> EXERCISE TASK
Pictures don't belong in the copy; print all the records exactly.

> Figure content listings

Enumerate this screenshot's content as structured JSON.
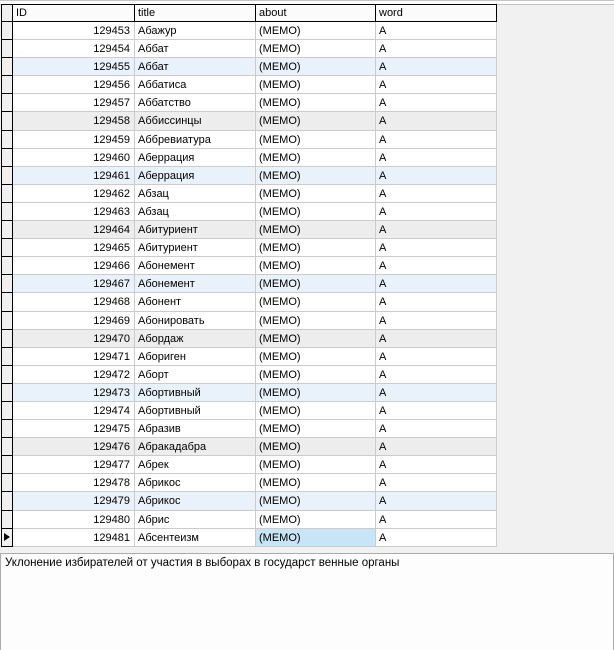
{
  "colors": {
    "form_bg": "#F1F1F1",
    "header_bg": "#FBFBFB",
    "header_border": "#000000",
    "indicator_bg": "#F0F0F0",
    "grid_line": "#CBCBCB",
    "row_blue": "#E9F2FB",
    "row_gray": "#EDEDED",
    "selected_cell": "#C8E4F7"
  },
  "grid": {
    "columns": [
      {
        "key": "id",
        "label": "ID"
      },
      {
        "key": "title",
        "label": "title"
      },
      {
        "key": "about",
        "label": "about"
      },
      {
        "key": "word",
        "label": "word"
      }
    ],
    "current_row_id": "129481",
    "selected_cell": {
      "row_id": "129481",
      "column": "about"
    },
    "rows": [
      {
        "id": "129453",
        "title": "Абажур",
        "about": "(MEMO)",
        "word": "А",
        "highlight": "none"
      },
      {
        "id": "129454",
        "title": "Аббат",
        "about": "(MEMO)",
        "word": "А",
        "highlight": "none"
      },
      {
        "id": "129455",
        "title": "Аббат",
        "about": "(MEMO)",
        "word": "А",
        "highlight": "blue"
      },
      {
        "id": "129456",
        "title": "Аббатиса",
        "about": "(MEMO)",
        "word": "А",
        "highlight": "none"
      },
      {
        "id": "129457",
        "title": "Аббатство",
        "about": "(MEMO)",
        "word": "А",
        "highlight": "none"
      },
      {
        "id": "129458",
        "title": "Аббиссинцы",
        "about": "(MEMO)",
        "word": "А",
        "highlight": "gray"
      },
      {
        "id": "129459",
        "title": "Аббревиатура",
        "about": "(MEMO)",
        "word": "А",
        "highlight": "none"
      },
      {
        "id": "129460",
        "title": "Аберрация",
        "about": "(MEMO)",
        "word": "А",
        "highlight": "none"
      },
      {
        "id": "129461",
        "title": "Аберрация",
        "about": "(MEMO)",
        "word": "А",
        "highlight": "blue"
      },
      {
        "id": "129462",
        "title": "Абзац",
        "about": "(MEMO)",
        "word": "А",
        "highlight": "none"
      },
      {
        "id": "129463",
        "title": "Абзац",
        "about": "(MEMO)",
        "word": "А",
        "highlight": "none"
      },
      {
        "id": "129464",
        "title": "Абитуриент",
        "about": "(MEMO)",
        "word": "А",
        "highlight": "gray"
      },
      {
        "id": "129465",
        "title": "Абитуриент",
        "about": "(MEMO)",
        "word": "А",
        "highlight": "none"
      },
      {
        "id": "129466",
        "title": "Абонемент",
        "about": "(MEMO)",
        "word": "А",
        "highlight": "none"
      },
      {
        "id": "129467",
        "title": "Абонемент",
        "about": "(MEMO)",
        "word": "А",
        "highlight": "blue"
      },
      {
        "id": "129468",
        "title": "Абонент",
        "about": "(MEMO)",
        "word": "А",
        "highlight": "none"
      },
      {
        "id": "129469",
        "title": "Абонировать",
        "about": "(MEMO)",
        "word": "А",
        "highlight": "none"
      },
      {
        "id": "129470",
        "title": "Абордаж",
        "about": "(MEMO)",
        "word": "А",
        "highlight": "gray"
      },
      {
        "id": "129471",
        "title": "Абориген",
        "about": "(MEMO)",
        "word": "А",
        "highlight": "none"
      },
      {
        "id": "129472",
        "title": "Аборт",
        "about": "(MEMO)",
        "word": "А",
        "highlight": "none"
      },
      {
        "id": "129473",
        "title": "Абортивный",
        "about": "(MEMO)",
        "word": "А",
        "highlight": "blue"
      },
      {
        "id": "129474",
        "title": "Абортивный",
        "about": "(MEMO)",
        "word": "А",
        "highlight": "none"
      },
      {
        "id": "129475",
        "title": "Абразив",
        "about": "(MEMO)",
        "word": "А",
        "highlight": "none"
      },
      {
        "id": "129476",
        "title": "Абракадабра",
        "about": "(MEMO)",
        "word": "А",
        "highlight": "gray"
      },
      {
        "id": "129477",
        "title": "Абрек",
        "about": "(MEMO)",
        "word": "А",
        "highlight": "none"
      },
      {
        "id": "129478",
        "title": "Абрикос",
        "about": "(MEMO)",
        "word": "А",
        "highlight": "none"
      },
      {
        "id": "129479",
        "title": "Абрикос",
        "about": "(MEMO)",
        "word": "А",
        "highlight": "blue"
      },
      {
        "id": "129480",
        "title": "Абрис",
        "about": "(MEMO)",
        "word": "А",
        "highlight": "none"
      },
      {
        "id": "129481",
        "title": "Абсентеизм",
        "about": "(MEMO)",
        "word": "А",
        "highlight": "none"
      }
    ]
  },
  "memo": {
    "text": "Уклонение избирателей от участия в выборах в государст венные органы"
  }
}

> TASK OUTPUT
Enumerate this screenshot's content as structured JSON.
{
  "colors": {
    "form_bg": "#F1F1F1",
    "header_bg": "#FBFBFB",
    "header_border": "#000000",
    "indicator_bg": "#F0F0F0",
    "grid_line": "#CBCBCB",
    "row_blue": "#E9F2FB",
    "row_gray": "#EDEDED",
    "selected_cell": "#C8E4F7"
  },
  "grid": {
    "columns": [
      {
        "key": "id",
        "label": "ID"
      },
      {
        "key": "title",
        "label": "title"
      },
      {
        "key": "about",
        "label": "about"
      },
      {
        "key": "word",
        "label": "word"
      }
    ],
    "current_row_id": "129481",
    "selected_cell": {
      "row_id": "129481",
      "column": "about"
    },
    "rows": [
      {
        "id": "129453",
        "title": "Абажур",
        "about": "(MEMO)",
        "word": "А",
        "highlight": "none"
      },
      {
        "id": "129454",
        "title": "Аббат",
        "about": "(MEMO)",
        "word": "А",
        "highlight": "none"
      },
      {
        "id": "129455",
        "title": "Аббат",
        "about": "(MEMO)",
        "word": "А",
        "highlight": "blue"
      },
      {
        "id": "129456",
        "title": "Аббатиса",
        "about": "(MEMO)",
        "word": "А",
        "highlight": "none"
      },
      {
        "id": "129457",
        "title": "Аббатство",
        "about": "(MEMO)",
        "word": "А",
        "highlight": "none"
      },
      {
        "id": "129458",
        "title": "Аббиссинцы",
        "about": "(MEMO)",
        "word": "А",
        "highlight": "gray"
      },
      {
        "id": "129459",
        "title": "Аббревиатура",
        "about": "(MEMO)",
        "word": "А",
        "highlight": "none"
      },
      {
        "id": "129460",
        "title": "Аберрация",
        "about": "(MEMO)",
        "word": "А",
        "highlight": "none"
      },
      {
        "id": "129461",
        "title": "Аберрация",
        "about": "(MEMO)",
        "word": "А",
        "highlight": "blue"
      },
      {
        "id": "129462",
        "title": "Абзац",
        "about": "(MEMO)",
        "word": "А",
        "highlight": "none"
      },
      {
        "id": "129463",
        "title": "Абзац",
        "about": "(MEMO)",
        "word": "А",
        "highlight": "none"
      },
      {
        "id": "129464",
        "title": "Абитуриент",
        "about": "(MEMO)",
        "word": "А",
        "highlight": "gray"
      },
      {
        "id": "129465",
        "title": "Абитуриент",
        "about": "(MEMO)",
        "word": "А",
        "highlight": "none"
      },
      {
        "id": "129466",
        "title": "Абонемент",
        "about": "(MEMO)",
        "word": "А",
        "highlight": "none"
      },
      {
        "id": "129467",
        "title": "Абонемент",
        "about": "(MEMO)",
        "word": "А",
        "highlight": "blue"
      },
      {
        "id": "129468",
        "title": "Абонент",
        "about": "(MEMO)",
        "word": "А",
        "highlight": "none"
      },
      {
        "id": "129469",
        "title": "Абонировать",
        "about": "(MEMO)",
        "word": "А",
        "highlight": "none"
      },
      {
        "id": "129470",
        "title": "Абордаж",
        "about": "(MEMO)",
        "word": "А",
        "highlight": "gray"
      },
      {
        "id": "129471",
        "title": "Абориген",
        "about": "(MEMO)",
        "word": "А",
        "highlight": "none"
      },
      {
        "id": "129472",
        "title": "Аборт",
        "about": "(MEMO)",
        "word": "А",
        "highlight": "none"
      },
      {
        "id": "129473",
        "title": "Абортивный",
        "about": "(MEMO)",
        "word": "А",
        "highlight": "blue"
      },
      {
        "id": "129474",
        "title": "Абортивный",
        "about": "(MEMO)",
        "word": "А",
        "highlight": "none"
      },
      {
        "id": "129475",
        "title": "Абразив",
        "about": "(MEMO)",
        "word": "А",
        "highlight": "none"
      },
      {
        "id": "129476",
        "title": "Абракадабра",
        "about": "(MEMO)",
        "word": "А",
        "highlight": "gray"
      },
      {
        "id": "129477",
        "title": "Абрек",
        "about": "(MEMO)",
        "word": "А",
        "highlight": "none"
      },
      {
        "id": "129478",
        "title": "Абрикос",
        "about": "(MEMO)",
        "word": "А",
        "highlight": "none"
      },
      {
        "id": "129479",
        "title": "Абрикос",
        "about": "(MEMO)",
        "word": "А",
        "highlight": "blue"
      },
      {
        "id": "129480",
        "title": "Абрис",
        "about": "(MEMO)",
        "word": "А",
        "highlight": "none"
      },
      {
        "id": "129481",
        "title": "Абсентеизм",
        "about": "(MEMO)",
        "word": "А",
        "highlight": "none"
      }
    ]
  },
  "memo": {
    "text": "Уклонение избирателей от участия в выборах в государст венные органы"
  }
}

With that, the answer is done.